Objective:
Show every line in the entries below where the word "swatch" appears.
:: Items ::
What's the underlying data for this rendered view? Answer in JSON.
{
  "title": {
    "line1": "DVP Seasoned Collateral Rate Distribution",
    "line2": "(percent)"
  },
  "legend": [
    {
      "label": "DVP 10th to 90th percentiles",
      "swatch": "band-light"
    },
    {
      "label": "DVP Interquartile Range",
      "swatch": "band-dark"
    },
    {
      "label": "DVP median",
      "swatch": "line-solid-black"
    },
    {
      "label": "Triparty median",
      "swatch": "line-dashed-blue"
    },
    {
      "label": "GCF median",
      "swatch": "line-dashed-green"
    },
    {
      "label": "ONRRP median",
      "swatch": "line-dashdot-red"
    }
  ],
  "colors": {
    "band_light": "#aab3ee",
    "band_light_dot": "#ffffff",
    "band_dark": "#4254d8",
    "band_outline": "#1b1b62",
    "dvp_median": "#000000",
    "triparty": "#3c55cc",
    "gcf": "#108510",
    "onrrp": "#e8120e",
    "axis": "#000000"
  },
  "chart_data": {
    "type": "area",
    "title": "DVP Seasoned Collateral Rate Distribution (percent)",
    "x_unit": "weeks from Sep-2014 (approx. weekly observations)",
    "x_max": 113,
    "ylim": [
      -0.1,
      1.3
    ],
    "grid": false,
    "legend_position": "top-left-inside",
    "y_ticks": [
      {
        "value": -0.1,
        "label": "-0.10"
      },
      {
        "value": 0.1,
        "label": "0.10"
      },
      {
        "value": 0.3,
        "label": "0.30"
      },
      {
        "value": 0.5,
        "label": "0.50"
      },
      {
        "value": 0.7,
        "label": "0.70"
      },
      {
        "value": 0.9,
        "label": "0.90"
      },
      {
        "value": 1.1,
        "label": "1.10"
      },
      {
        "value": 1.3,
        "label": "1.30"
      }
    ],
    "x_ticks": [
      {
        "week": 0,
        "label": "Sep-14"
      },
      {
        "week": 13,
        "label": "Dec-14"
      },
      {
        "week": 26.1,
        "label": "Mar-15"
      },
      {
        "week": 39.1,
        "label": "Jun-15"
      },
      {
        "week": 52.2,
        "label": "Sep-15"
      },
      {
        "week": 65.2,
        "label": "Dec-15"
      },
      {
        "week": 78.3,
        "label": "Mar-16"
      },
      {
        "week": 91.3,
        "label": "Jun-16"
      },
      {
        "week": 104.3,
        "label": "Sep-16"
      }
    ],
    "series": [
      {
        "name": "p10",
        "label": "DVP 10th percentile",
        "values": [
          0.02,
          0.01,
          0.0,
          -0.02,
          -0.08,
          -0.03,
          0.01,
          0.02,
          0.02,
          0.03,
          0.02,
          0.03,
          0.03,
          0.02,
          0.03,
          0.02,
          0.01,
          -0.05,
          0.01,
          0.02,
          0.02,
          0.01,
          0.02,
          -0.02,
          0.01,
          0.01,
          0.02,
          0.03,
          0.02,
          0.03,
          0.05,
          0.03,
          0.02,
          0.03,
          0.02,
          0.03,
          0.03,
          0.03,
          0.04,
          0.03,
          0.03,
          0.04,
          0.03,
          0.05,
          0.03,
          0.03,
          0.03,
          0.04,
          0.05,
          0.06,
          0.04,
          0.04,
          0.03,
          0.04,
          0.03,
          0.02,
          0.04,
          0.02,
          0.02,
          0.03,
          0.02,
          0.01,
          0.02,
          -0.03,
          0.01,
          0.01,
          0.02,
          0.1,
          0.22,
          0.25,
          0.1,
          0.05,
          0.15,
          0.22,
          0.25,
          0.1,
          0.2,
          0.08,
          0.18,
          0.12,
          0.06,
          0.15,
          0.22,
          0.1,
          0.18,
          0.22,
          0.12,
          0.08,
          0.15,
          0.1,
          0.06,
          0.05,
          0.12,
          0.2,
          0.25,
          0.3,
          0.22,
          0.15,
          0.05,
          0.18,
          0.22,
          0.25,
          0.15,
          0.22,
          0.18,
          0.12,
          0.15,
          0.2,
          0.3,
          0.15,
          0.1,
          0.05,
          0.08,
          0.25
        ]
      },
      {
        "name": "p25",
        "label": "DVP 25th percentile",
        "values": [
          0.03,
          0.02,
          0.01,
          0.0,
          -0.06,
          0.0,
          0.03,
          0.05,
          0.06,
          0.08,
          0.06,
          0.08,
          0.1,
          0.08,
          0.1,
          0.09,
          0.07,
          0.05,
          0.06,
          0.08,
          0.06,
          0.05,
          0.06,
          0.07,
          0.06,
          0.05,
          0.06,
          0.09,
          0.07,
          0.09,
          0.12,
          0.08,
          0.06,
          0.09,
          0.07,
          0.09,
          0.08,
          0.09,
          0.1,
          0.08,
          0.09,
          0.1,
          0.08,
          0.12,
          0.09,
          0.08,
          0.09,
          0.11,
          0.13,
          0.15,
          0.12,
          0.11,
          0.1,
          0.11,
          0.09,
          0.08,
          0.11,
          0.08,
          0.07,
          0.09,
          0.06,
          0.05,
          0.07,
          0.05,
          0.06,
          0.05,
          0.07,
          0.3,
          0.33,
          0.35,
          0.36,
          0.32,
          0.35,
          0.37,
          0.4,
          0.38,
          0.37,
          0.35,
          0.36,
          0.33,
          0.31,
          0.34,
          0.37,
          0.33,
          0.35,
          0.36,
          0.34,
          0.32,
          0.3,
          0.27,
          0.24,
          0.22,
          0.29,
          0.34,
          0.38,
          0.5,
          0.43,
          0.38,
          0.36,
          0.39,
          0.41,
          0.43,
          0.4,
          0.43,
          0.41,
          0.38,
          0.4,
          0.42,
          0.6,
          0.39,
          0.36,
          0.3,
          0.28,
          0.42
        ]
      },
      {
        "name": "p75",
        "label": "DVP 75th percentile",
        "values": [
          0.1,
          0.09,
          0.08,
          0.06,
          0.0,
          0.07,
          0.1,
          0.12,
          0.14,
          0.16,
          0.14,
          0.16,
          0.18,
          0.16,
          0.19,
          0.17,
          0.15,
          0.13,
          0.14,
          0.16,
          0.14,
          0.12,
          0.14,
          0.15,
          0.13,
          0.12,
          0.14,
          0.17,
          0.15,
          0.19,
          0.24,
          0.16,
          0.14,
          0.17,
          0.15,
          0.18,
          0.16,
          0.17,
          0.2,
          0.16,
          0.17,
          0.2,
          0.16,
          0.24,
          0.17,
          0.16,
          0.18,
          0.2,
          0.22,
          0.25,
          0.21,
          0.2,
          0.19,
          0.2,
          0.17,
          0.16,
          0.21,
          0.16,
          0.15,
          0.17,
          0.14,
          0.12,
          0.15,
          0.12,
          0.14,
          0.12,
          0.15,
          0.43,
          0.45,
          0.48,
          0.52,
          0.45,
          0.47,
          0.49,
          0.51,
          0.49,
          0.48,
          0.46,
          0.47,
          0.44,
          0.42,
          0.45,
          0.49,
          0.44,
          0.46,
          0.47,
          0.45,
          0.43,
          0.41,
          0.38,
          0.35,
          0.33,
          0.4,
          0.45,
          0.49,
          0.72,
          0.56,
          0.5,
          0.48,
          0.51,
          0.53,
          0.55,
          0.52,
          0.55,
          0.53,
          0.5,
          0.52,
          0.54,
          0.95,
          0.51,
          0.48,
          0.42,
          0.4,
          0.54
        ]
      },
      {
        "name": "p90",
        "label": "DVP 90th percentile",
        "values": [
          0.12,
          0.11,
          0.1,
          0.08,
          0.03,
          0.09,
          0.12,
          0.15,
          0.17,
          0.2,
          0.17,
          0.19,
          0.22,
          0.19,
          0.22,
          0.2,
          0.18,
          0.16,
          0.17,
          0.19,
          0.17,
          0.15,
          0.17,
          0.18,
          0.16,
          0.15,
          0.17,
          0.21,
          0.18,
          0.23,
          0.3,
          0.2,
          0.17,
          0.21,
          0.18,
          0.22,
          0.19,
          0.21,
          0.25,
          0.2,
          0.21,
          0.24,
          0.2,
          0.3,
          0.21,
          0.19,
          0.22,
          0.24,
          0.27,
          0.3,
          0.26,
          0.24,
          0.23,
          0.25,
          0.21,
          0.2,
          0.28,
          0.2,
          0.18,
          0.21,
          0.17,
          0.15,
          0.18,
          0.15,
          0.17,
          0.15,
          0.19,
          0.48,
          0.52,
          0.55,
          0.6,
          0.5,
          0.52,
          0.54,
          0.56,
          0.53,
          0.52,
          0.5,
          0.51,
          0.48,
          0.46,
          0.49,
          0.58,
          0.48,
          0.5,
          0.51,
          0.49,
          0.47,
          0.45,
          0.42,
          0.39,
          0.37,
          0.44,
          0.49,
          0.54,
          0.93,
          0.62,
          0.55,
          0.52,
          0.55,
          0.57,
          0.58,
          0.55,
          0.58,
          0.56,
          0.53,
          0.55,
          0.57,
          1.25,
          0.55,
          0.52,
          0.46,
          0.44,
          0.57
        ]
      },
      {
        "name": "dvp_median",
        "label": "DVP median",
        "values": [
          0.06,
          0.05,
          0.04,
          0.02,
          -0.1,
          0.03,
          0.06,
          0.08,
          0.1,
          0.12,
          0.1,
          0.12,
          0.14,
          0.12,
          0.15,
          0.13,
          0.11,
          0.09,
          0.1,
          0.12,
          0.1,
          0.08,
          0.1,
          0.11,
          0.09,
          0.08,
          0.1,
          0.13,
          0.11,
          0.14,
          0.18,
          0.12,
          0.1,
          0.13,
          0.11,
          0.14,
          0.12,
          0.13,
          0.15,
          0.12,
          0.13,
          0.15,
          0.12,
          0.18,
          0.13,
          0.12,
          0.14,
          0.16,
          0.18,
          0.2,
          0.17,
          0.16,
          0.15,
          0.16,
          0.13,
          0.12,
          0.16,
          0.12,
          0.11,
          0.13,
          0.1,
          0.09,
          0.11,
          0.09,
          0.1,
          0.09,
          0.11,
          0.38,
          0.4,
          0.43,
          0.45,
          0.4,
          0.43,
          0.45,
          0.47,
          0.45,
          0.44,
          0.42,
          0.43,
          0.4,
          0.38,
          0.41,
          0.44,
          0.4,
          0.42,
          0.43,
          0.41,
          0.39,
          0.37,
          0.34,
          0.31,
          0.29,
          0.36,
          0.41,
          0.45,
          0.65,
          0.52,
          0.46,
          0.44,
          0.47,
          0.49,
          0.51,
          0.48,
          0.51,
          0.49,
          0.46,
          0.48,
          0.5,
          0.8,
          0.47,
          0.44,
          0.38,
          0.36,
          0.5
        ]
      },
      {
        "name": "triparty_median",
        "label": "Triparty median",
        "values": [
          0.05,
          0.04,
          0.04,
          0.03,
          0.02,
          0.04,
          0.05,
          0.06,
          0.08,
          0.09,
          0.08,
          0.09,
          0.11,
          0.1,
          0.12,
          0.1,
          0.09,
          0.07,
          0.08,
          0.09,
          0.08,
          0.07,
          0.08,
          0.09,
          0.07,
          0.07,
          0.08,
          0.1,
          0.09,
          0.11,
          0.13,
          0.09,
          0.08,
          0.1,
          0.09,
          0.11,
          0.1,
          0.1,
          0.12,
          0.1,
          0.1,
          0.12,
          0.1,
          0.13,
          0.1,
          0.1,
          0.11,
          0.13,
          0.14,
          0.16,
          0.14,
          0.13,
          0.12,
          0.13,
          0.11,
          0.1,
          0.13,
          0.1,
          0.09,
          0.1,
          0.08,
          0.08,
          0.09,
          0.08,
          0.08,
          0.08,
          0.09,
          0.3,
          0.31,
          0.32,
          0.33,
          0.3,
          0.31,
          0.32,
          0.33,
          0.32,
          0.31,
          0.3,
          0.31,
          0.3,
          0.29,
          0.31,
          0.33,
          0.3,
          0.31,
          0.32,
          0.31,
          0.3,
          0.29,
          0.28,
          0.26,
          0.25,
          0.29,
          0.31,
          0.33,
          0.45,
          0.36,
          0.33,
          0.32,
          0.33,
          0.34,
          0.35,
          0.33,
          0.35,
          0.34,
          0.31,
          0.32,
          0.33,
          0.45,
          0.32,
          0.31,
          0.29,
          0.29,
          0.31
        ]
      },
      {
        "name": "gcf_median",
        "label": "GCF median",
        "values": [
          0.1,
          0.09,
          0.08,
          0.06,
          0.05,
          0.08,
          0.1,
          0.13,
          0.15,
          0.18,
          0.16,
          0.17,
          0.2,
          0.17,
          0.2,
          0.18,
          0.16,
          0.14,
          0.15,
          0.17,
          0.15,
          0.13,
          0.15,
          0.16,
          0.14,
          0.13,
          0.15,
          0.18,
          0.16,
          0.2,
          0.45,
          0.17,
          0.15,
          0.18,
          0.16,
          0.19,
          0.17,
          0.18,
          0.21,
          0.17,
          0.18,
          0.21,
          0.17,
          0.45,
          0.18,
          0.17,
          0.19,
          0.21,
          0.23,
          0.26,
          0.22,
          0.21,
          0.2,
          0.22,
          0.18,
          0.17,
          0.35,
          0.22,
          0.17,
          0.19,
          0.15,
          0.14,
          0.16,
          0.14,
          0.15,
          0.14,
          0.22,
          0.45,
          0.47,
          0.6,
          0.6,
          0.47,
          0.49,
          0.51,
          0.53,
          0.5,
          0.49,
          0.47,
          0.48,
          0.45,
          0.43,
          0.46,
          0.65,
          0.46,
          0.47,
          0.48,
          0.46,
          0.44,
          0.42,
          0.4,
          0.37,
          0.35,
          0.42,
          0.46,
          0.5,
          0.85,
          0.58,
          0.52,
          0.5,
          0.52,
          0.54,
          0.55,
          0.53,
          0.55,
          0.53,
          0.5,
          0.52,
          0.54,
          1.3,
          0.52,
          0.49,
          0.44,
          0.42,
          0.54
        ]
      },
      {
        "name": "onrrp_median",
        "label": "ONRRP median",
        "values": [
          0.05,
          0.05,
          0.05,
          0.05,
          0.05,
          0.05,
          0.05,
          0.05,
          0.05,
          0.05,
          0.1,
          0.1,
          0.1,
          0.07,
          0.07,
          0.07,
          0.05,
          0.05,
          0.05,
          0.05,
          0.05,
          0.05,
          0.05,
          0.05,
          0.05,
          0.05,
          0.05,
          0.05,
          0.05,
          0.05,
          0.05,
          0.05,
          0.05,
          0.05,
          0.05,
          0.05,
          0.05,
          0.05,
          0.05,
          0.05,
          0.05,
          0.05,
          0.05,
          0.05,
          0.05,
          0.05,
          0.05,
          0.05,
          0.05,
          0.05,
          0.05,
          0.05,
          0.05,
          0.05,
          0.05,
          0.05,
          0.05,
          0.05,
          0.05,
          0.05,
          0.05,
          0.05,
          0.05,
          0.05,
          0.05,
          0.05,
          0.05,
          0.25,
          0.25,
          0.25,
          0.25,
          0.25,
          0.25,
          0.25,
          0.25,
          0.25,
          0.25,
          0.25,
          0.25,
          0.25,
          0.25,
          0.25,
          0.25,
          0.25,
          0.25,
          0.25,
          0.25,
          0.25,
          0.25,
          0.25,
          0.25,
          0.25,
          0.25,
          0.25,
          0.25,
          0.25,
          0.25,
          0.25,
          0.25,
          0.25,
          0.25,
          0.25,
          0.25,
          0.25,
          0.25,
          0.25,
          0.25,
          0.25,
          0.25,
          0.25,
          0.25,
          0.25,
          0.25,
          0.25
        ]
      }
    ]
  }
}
:::
Response:
      "swatch": "band-light"
      "swatch": "band-dark"
      "swatch": "line-solid-black"
      "swatch": "line-dashed-blue"
      "swatch": "line-dashed-green"
      "swatch": "line-dashdot-red"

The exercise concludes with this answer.